PROBLEM DETAILS: Copy every line of the data that contains the string "Danmark".

SUPPLIED RECORDS:
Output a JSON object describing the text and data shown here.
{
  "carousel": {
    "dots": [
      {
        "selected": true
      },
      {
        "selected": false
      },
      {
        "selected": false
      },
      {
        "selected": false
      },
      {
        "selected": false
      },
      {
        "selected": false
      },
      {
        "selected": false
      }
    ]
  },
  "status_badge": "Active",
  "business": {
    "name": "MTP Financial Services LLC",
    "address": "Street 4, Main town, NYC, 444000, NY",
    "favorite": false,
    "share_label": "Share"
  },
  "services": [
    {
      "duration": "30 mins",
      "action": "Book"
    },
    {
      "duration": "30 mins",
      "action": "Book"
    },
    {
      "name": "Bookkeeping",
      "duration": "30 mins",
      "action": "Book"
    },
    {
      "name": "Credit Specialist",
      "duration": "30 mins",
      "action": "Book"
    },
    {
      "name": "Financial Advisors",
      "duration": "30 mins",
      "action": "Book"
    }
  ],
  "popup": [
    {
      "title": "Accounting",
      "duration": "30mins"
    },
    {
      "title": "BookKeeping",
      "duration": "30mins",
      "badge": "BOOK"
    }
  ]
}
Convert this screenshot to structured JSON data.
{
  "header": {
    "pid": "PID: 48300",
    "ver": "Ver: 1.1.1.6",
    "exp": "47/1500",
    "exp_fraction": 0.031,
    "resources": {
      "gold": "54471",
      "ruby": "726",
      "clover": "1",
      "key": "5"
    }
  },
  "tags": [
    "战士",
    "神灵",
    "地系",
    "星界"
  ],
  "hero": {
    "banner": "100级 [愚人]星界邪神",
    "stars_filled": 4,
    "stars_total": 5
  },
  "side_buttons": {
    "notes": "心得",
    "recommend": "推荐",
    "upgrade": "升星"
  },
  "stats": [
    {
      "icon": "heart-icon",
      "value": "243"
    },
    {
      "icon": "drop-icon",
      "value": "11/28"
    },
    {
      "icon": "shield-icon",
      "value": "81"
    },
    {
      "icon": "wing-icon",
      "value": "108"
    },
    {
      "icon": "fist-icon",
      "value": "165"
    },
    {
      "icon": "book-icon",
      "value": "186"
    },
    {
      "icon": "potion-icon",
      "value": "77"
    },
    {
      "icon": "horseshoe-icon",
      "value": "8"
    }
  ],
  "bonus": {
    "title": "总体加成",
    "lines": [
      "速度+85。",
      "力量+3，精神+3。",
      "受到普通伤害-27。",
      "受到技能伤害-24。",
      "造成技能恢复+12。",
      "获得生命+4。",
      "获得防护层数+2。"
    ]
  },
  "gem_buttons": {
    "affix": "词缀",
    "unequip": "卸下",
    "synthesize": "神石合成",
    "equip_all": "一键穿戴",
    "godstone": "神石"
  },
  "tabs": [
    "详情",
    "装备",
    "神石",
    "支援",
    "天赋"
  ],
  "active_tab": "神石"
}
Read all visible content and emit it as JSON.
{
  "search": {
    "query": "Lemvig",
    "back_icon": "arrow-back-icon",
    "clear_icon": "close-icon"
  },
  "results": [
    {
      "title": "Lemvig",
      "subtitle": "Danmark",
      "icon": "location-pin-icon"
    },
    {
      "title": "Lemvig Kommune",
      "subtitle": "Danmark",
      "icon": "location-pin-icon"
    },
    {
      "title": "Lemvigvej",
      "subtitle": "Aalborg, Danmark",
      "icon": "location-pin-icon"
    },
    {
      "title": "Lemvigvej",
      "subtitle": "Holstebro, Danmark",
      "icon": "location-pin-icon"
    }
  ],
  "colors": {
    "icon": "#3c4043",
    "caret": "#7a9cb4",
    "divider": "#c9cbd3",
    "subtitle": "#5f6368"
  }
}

RESULT FOR THIS TASK:
      "subtitle": "Danmark",
      "subtitle": "Danmark",
      "subtitle": "Aalborg, Danmark",
      "subtitle": "Holstebro, Danmark",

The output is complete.